Exercise brief:
Using the records provided below, locate and copy each line that contains the word "users".

==================================================

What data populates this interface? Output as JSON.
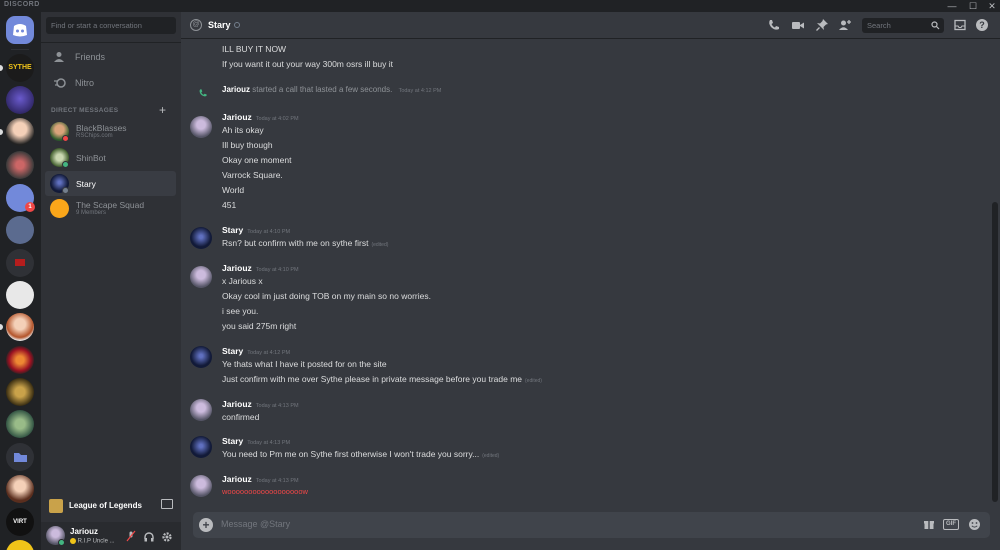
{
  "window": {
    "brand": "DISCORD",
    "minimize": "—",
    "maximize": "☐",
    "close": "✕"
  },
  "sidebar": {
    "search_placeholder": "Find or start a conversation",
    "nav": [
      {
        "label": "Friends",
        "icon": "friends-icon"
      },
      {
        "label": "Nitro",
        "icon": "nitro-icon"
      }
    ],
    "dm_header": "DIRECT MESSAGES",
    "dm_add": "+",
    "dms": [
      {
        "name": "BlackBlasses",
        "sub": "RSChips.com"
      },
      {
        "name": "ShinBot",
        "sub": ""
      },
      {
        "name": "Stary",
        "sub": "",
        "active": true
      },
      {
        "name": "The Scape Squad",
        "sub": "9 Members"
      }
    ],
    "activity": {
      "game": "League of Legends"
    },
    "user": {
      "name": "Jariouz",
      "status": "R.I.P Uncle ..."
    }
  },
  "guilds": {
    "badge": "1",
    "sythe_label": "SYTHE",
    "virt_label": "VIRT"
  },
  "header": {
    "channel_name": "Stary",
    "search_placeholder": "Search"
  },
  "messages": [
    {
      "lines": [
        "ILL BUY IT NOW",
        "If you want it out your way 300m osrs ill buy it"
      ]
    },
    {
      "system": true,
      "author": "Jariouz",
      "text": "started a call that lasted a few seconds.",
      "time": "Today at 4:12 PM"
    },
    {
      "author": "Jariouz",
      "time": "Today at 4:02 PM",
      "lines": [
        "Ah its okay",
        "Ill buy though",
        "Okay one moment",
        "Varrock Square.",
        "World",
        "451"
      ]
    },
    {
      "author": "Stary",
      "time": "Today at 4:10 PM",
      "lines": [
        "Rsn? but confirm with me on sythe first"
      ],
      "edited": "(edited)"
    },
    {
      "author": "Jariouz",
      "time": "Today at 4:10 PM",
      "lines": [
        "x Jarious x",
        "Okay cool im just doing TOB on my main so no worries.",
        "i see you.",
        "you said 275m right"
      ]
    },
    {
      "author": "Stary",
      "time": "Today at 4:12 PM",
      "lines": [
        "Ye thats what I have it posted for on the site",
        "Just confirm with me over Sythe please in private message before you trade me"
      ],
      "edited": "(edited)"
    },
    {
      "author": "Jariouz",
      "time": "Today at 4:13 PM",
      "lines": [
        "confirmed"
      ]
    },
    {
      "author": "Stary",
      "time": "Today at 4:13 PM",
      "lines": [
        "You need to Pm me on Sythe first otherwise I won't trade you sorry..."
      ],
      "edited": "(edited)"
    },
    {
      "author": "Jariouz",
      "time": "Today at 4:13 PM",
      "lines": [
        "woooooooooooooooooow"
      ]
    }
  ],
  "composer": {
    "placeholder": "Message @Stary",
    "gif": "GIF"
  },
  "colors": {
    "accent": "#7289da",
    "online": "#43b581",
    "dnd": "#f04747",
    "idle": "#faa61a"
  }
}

==================================================

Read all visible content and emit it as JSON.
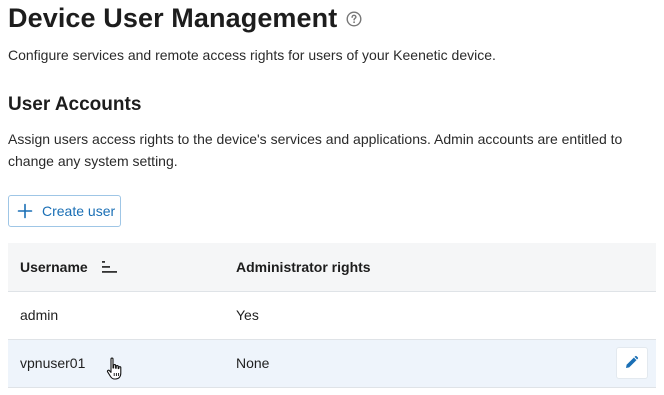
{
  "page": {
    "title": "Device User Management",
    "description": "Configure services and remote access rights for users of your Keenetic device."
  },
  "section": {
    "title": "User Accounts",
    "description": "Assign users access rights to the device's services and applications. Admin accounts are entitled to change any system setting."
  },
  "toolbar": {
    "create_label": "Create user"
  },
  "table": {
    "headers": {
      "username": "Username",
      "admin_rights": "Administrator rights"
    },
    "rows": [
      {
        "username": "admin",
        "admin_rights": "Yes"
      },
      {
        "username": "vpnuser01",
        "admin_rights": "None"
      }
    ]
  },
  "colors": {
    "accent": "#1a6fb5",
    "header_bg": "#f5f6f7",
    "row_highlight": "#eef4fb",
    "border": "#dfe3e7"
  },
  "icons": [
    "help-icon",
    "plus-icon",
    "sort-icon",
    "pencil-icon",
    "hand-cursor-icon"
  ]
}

==================================================

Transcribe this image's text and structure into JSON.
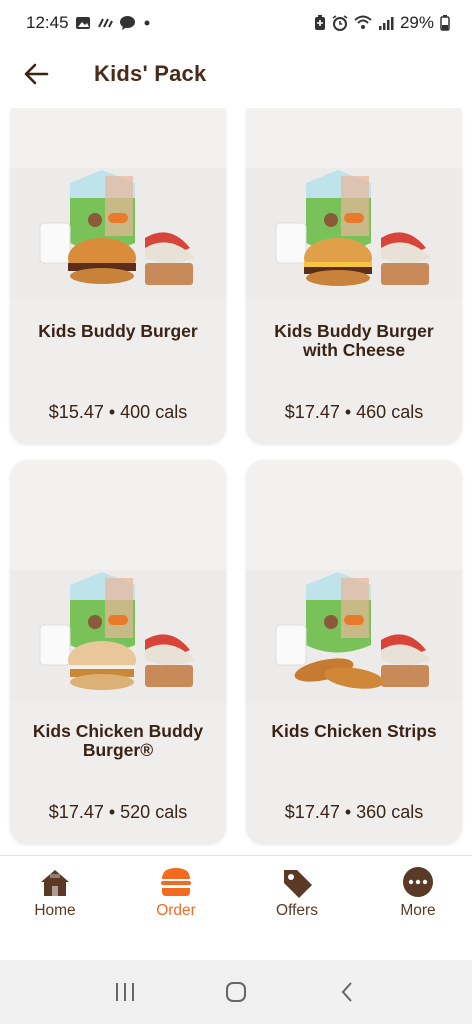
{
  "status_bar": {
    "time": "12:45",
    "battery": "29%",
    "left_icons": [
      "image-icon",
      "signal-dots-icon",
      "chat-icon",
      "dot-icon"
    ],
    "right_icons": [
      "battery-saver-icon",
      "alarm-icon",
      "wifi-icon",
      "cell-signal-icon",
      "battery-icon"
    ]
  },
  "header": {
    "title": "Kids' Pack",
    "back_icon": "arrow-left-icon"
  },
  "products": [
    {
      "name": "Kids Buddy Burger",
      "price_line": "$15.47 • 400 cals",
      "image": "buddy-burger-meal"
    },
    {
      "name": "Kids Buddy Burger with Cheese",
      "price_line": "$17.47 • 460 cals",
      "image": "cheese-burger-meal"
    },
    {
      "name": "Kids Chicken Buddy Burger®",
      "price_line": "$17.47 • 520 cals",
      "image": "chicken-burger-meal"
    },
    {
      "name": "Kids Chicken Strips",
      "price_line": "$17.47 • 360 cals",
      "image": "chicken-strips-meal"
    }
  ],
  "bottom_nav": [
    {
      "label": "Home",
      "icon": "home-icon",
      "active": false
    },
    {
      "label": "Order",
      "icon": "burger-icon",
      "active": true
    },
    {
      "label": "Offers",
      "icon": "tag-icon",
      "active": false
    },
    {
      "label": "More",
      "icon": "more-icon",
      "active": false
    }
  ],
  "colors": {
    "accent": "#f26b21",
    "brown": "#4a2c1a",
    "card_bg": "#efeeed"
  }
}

==================================================

Exercise solution:
    "description": "Configure services and remote access rights for users of your Keenetic device."
    "description": "Assign users access rights to the device's services and applications. Admin accounts are entitled to change any system setting."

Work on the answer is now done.